In the entries below, identify every line with the string "硕士研究生" and copy it.
++++++++
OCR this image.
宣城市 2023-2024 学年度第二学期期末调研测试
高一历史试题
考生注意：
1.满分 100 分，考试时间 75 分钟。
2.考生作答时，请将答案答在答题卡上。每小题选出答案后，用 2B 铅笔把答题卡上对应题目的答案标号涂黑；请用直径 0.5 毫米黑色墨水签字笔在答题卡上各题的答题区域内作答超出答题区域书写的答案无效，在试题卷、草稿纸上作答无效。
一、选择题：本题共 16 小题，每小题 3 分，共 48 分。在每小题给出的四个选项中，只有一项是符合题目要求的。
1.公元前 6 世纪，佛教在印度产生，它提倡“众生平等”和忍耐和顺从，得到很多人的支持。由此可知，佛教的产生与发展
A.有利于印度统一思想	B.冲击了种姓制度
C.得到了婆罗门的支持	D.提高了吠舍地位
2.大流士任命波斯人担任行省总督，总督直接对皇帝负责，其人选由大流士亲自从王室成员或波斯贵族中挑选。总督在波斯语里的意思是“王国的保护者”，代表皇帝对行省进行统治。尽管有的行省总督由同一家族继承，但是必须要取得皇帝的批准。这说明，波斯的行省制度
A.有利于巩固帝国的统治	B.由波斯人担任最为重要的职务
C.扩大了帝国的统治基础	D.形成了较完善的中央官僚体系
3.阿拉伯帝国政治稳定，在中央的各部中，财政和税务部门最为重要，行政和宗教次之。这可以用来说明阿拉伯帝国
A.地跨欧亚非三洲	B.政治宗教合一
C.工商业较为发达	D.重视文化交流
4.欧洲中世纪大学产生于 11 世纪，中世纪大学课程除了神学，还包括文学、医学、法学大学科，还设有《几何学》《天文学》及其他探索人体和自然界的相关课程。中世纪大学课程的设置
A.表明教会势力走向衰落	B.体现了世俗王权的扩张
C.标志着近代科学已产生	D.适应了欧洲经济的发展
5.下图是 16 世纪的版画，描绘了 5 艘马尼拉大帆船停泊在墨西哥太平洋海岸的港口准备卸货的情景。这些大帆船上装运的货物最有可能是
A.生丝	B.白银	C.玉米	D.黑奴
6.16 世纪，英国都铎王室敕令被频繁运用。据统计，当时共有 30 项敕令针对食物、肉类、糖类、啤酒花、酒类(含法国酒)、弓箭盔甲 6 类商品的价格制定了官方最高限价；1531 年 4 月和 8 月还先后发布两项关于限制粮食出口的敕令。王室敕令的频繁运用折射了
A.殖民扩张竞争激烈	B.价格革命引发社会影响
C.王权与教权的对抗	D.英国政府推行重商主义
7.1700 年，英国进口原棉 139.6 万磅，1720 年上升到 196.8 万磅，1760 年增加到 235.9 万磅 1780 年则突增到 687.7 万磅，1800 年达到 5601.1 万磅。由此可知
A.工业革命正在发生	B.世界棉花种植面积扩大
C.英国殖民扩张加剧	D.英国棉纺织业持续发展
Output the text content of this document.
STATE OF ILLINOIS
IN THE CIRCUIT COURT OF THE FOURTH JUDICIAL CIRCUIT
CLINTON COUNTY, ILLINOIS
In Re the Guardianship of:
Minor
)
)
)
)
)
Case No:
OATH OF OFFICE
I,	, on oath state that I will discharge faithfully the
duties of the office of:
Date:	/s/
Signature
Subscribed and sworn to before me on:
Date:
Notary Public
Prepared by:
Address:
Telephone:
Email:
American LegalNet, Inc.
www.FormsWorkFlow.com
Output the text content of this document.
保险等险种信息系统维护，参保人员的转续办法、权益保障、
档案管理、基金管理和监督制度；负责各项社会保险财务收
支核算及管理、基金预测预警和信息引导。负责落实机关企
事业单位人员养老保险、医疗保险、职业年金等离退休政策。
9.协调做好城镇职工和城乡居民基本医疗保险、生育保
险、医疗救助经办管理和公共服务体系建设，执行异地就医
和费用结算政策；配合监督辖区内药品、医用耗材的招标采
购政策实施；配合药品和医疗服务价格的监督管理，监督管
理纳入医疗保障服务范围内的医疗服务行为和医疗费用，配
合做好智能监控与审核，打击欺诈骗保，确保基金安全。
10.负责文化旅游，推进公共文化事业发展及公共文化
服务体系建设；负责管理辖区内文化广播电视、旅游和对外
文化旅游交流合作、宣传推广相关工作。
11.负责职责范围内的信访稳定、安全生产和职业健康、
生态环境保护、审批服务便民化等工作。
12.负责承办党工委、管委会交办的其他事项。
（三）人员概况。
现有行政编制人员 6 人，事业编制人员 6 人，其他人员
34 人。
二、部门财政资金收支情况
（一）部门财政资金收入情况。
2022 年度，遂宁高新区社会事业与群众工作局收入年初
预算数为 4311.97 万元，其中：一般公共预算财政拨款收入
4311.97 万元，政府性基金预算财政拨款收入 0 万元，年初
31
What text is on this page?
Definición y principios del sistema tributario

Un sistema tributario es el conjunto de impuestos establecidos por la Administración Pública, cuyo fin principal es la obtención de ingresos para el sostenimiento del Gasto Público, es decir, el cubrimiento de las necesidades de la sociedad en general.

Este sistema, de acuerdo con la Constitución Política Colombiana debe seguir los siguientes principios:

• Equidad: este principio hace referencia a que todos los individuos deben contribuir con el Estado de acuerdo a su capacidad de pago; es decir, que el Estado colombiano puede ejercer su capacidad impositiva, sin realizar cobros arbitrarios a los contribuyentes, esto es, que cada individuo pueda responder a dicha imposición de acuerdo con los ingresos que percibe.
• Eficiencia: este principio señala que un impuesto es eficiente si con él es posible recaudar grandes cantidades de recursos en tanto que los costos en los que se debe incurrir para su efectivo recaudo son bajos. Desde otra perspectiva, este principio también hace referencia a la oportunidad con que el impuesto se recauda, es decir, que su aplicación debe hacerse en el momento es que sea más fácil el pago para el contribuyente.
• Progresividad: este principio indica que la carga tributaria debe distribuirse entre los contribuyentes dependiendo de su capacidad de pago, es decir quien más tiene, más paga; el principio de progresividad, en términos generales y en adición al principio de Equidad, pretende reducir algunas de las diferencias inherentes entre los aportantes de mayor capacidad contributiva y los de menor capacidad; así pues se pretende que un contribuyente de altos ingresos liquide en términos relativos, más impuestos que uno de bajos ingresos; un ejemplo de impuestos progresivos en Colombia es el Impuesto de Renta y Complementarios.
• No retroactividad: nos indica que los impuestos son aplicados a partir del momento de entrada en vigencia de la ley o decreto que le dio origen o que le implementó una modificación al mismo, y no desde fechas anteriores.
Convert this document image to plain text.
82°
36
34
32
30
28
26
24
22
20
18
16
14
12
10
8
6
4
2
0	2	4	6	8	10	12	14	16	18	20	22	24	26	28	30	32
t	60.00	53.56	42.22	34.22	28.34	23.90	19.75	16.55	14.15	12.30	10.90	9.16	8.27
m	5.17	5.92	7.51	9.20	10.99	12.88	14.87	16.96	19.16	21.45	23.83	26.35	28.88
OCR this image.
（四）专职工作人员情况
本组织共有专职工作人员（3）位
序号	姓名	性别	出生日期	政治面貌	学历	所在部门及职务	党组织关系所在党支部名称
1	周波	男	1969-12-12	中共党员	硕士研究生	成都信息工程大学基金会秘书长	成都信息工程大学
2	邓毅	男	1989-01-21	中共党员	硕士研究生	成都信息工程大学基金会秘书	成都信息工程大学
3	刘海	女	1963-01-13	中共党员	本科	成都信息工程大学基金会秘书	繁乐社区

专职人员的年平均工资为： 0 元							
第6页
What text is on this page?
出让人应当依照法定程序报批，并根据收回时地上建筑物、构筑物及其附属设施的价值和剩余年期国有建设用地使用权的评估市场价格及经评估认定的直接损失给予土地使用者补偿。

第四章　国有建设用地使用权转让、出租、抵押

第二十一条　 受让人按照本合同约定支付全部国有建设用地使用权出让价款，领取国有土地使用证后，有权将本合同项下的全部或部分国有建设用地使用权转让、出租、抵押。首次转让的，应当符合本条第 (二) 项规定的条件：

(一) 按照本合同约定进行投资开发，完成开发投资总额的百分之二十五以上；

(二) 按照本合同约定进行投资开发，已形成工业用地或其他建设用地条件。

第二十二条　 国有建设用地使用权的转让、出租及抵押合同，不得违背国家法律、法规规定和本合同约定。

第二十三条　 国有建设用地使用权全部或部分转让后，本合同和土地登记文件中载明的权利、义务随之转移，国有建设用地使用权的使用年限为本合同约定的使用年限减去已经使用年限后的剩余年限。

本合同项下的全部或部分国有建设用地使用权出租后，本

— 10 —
++++++++
## Expected answer
1	周波	男	1969-12-12	中共党员	硕士研究生	成都信息工程大学基金会秘书长	成都信息工程大学
2	邓毅	男	1989-01-21	中共党员	硕士研究生	成都信息工程大学基金会秘书	成都信息工程大学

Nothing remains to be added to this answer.